▶ [Work to do]
Output each entry verbatim and exclude every picture from it.

[Stored records]
+ + + + + + +
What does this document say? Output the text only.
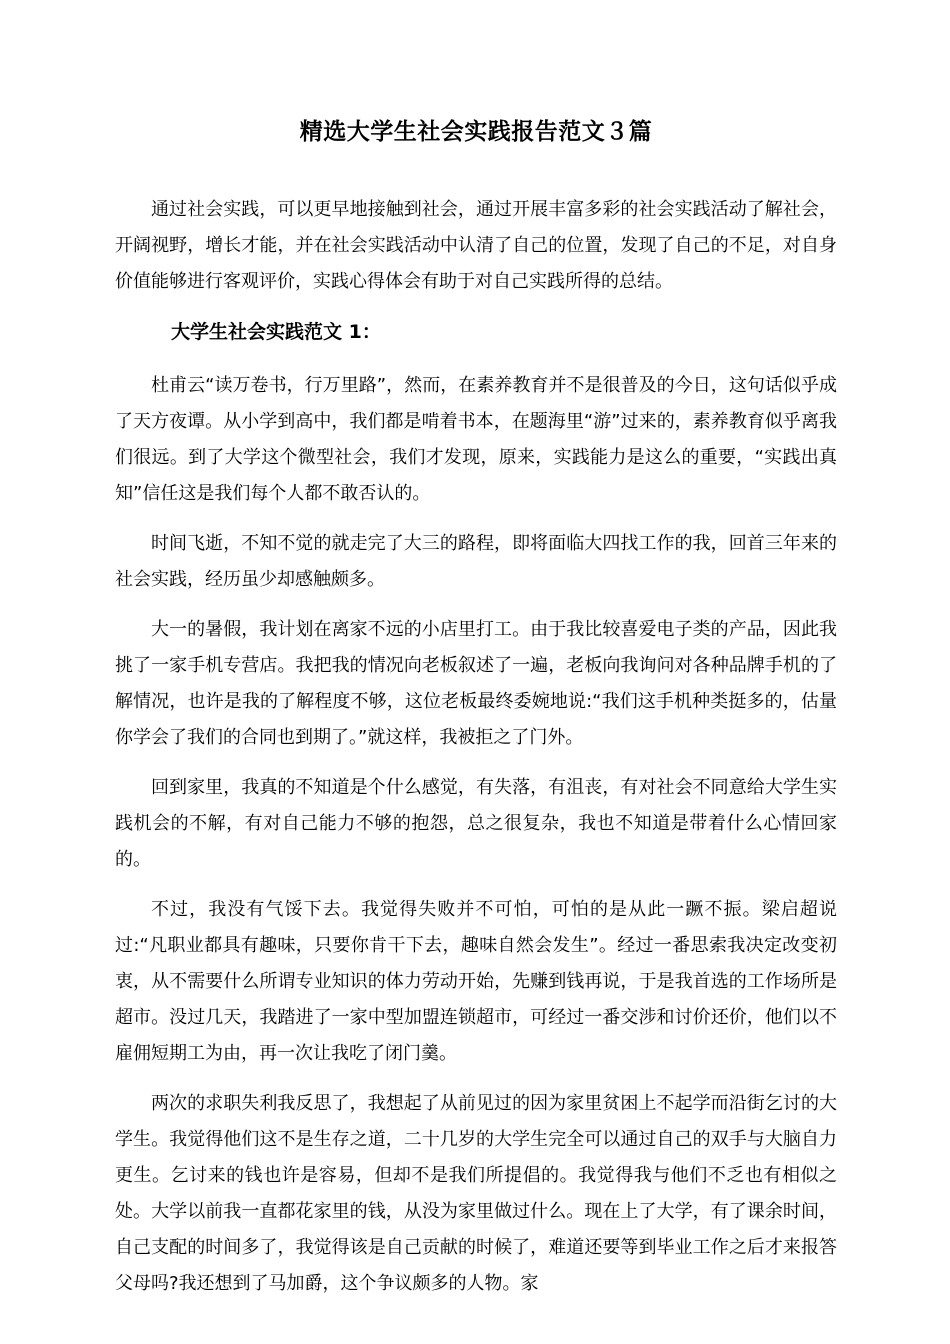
精选大学生社会实践报告范文３篇

通过社会实践，可以更早地接触到社会，通过开展丰富多彩的社会实践活动了解社会，开阔视野，增长才能，并在社会实践活动中认清了自己的位置，发现了自己的不足，对自身价值能够进行客观评价，实践心得体会有助于对自己实践所得的总结。

大学生社会实践范文 1：

杜甫云“读万卷书，行万里路”，然而，在素养教育并不是很普及的今日，这句话似乎成了天方夜谭。从小学到高中，我们都是啃着书本，在题海里“游”过来的，素养教育似乎离我们很远。到了大学这个微型社会，我们才发现，原来，实践能力是这么的重要，“实践出真知”信任这是我们每个人都不敢否认的。

时间飞逝，不知不觉的就走完了大三的路程，即将面临大四找工作的我，回首三年来的社会实践，经历虽少却感触颇多。

大一的暑假，我计划在离家不远的小店里打工。由于我比较喜爱电子类的产品，因此我挑了一家手机专营店。我把我的情况向老板叙述了一遍，老板向我询问对各种品牌手机的了解情况，也许是我的了解程度不够，这位老板最终委婉地说:“我们这手机种类挺多的，估量你学会了我们的合同也到期了。”就这样，我被拒之了门外。

回到家里，我真的不知道是个什么感觉，有失落，有沮丧，有对社会不同意给大学生实践机会的不解，有对自己能力不够的抱怨，总之很复杂，我也不知道是带着什么心情回家的。

不过，我没有气馁下去。我觉得失败并不可怕，可怕的是从此一蹶不振。梁启超说过:“凡职业都具有趣味，只要你肯干下去，趣味自然会发生”。经过一番思索我决定改变初衷，从不需要什么所谓专业知识的体力劳动开始，先赚到钱再说，于是我首选的工作场所是超市。没过几天，我踏进了一家中型加盟连锁超市，可经过一番交涉和讨价还价，他们以不雇佣短期工为由，再一次让我吃了闭门羹。

两次的求职失利我反思了，我想起了从前见过的因为家里贫困上不起学而沿街乞讨的大学生。我觉得他们这不是生存之道，二十几岁的大学生完全可以通过自己的双手与大脑自力更生。乞讨来的钱也许是容易，但却不是我们所提倡的。我觉得我与他们不乏也有相似之处。大学以前我一直都花家里的钱，从没为家里做过什么。现在上了大学，有了课余时间，自己支配的时间多了，我觉得该是自己贡献的时候了，难道还要等到毕业工作之后才来报答父母吗?我还想到了马加爵，这个争议颇多的人物。家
+ + + + + + +
▶ [Finished task]
What does this document say? Output the text only.
精选大学生社会实践报告范文３篇

通过社会实践，可以更早地接触到社会，通过开展丰富多彩的社会实践活动了解社会，开阔视野，增长才能，并在社会实践活动中认清了自己的位置，发现了自己的不足，对自身价值能够进行客观评价，实践心得体会有助于对自己实践所得的总结。

大学生社会实践范文 1：

杜甫云“读万卷书，行万里路”，然而，在素养教育并不是很普及的今日，这句话似乎成了天方夜谭。从小学到高中，我们都是啃着书本，在题海里“游”过来的，素养教育似乎离我们很远。到了大学这个微型社会，我们才发现，原来，实践能力是这么的重要，“实践出真知”信任这是我们每个人都不敢否认的。

时间飞逝，不知不觉的就走完了大三的路程，即将面临大四找工作的我，回首三年来的社会实践，经历虽少却感触颇多。

大一的暑假，我计划在离家不远的小店里打工。由于我比较喜爱电子类的产品，因此我挑了一家手机专营店。我把我的情况向老板叙述了一遍，老板向我询问对各种品牌手机的了解情况，也许是我的了解程度不够，这位老板最终委婉地说:“我们这手机种类挺多的，估量你学会了我们的合同也到期了。”就这样，我被拒之了门外。

回到家里，我真的不知道是个什么感觉，有失落，有沮丧，有对社会不同意给大学生实践机会的不解，有对自己能力不够的抱怨，总之很复杂，我也不知道是带着什么心情回家的。

不过，我没有气馁下去。我觉得失败并不可怕，可怕的是从此一蹶不振。梁启超说过:“凡职业都具有趣味，只要你肯干下去，趣味自然会发生”。经过一番思索我决定改变初衷，从不需要什么所谓专业知识的体力劳动开始，先赚到钱再说，于是我首选的工作场所是超市。没过几天，我踏进了一家中型加盟连锁超市，可经过一番交涉和讨价还价，他们以不雇佣短期工为由，再一次让我吃了闭门羹。

两次的求职失利我反思了，我想起了从前见过的因为家里贫困上不起学而沿街乞讨的大学生。我觉得他们这不是生存之道，二十几岁的大学生完全可以通过自己的双手与大脑自力更生。乞讨来的钱也许是容易，但却不是我们所提倡的。我觉得我与他们不乏也有相似之处。大学以前我一直都花家里的钱，从没为家里做过什么。现在上了大学，有了课余时间，自己支配的时间多了，我觉得该是自己贡献的时候了，难道还要等到毕业工作之后才来报答父母吗?我还想到了马加爵，这个争议颇多的人物。家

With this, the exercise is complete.